# [Task brief]
Filter this data down to the lines that hold "Convert", and copy them.

* Start Listing *

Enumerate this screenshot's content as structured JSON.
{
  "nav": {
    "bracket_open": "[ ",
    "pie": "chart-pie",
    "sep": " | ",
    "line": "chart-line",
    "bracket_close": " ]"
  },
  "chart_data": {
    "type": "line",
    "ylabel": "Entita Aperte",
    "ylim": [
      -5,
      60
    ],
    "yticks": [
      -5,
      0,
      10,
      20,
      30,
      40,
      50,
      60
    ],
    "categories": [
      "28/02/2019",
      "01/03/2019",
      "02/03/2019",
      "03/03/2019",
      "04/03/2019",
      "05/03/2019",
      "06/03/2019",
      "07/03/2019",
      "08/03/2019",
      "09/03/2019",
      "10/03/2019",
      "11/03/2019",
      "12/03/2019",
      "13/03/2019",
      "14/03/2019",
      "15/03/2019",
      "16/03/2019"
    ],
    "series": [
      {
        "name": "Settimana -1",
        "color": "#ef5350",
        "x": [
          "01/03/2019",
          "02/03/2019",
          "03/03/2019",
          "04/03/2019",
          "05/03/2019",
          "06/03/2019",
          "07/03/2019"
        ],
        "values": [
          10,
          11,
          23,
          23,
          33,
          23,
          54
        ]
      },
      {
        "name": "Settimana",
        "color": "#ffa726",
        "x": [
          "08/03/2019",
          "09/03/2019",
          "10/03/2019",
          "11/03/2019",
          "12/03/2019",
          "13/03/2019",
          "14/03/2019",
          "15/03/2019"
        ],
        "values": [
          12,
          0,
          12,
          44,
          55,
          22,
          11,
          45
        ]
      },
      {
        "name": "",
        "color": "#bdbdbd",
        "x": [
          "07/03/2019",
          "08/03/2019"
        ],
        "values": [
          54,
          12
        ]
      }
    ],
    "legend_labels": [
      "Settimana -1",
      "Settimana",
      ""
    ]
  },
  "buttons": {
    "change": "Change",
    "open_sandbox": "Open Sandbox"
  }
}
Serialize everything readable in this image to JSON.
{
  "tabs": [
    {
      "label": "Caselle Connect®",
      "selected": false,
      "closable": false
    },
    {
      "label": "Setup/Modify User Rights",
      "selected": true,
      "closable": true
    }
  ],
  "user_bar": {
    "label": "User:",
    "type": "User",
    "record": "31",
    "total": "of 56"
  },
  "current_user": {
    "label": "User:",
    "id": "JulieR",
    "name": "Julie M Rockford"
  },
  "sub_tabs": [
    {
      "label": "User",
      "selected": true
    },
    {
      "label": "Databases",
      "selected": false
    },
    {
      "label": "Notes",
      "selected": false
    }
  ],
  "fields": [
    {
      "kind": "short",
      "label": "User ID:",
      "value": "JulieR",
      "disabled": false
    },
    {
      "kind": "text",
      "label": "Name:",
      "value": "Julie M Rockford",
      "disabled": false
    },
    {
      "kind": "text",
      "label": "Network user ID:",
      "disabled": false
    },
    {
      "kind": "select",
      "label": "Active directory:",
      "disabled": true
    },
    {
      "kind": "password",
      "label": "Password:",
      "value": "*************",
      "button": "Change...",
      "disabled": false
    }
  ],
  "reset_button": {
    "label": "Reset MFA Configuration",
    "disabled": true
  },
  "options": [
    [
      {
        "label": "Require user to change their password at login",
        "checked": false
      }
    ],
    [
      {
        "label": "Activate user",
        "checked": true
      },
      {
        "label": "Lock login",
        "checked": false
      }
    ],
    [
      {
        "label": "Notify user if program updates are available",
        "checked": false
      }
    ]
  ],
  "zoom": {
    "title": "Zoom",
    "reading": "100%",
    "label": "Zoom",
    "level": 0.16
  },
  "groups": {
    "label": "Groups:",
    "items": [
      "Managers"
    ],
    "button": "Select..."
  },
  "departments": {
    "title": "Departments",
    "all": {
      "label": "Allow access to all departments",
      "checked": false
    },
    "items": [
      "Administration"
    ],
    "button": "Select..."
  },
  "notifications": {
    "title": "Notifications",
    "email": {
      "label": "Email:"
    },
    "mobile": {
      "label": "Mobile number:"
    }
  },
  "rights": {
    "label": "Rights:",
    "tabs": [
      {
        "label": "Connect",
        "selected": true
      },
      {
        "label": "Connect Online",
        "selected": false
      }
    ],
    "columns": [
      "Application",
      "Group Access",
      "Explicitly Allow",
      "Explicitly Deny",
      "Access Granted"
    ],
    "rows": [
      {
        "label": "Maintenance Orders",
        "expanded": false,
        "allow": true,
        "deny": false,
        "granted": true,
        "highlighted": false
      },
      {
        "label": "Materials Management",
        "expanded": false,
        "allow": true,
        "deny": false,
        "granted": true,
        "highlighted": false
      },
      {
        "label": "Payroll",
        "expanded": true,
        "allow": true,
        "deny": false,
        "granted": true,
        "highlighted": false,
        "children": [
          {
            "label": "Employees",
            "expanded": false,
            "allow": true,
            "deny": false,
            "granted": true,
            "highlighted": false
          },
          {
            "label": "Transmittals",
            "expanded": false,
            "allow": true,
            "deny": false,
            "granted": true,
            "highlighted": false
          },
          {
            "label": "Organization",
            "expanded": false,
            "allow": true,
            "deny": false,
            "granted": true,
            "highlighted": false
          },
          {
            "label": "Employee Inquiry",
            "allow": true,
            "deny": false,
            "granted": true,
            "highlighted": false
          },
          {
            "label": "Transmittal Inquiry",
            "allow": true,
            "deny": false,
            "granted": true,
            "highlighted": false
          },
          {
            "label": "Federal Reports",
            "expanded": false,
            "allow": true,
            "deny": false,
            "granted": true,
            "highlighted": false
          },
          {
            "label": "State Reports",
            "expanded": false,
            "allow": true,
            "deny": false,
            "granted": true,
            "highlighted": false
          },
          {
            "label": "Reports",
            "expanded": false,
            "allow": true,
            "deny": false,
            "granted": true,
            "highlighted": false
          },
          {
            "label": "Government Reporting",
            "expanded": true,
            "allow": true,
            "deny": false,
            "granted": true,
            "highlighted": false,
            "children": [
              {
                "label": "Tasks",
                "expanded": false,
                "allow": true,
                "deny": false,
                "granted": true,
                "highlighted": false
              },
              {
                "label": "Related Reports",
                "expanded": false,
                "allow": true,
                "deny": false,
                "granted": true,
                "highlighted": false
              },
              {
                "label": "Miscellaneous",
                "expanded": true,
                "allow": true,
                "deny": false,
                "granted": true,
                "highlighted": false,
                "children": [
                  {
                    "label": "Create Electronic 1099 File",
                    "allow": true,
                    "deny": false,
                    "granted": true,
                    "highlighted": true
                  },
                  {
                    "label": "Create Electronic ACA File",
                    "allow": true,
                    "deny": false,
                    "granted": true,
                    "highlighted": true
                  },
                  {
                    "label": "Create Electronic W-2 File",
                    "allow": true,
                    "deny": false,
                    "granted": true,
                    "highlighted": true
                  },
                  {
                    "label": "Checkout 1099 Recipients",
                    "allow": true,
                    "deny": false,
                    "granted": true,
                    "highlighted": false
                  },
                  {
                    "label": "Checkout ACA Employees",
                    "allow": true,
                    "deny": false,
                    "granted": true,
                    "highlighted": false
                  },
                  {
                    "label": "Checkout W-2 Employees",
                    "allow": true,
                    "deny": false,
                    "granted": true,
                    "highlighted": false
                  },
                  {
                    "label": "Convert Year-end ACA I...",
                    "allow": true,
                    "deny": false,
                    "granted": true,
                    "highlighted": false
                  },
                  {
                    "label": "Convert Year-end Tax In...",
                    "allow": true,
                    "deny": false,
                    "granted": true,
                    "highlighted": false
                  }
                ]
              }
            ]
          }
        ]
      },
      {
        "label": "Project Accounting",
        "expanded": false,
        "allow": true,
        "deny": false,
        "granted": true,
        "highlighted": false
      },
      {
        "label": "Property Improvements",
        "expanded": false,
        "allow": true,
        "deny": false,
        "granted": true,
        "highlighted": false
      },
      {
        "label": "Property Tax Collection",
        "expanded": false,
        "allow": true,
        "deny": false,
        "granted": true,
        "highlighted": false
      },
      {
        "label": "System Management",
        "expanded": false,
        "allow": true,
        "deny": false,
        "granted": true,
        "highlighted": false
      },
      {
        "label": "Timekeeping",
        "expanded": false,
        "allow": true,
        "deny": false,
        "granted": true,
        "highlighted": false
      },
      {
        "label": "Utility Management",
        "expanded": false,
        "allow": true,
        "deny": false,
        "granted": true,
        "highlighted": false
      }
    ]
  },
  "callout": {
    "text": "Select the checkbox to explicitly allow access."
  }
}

* End Listing *

# [Finished task]
                    "label": "Convert Year-end ACA I...",
                    "label": "Convert Year-end Tax In...",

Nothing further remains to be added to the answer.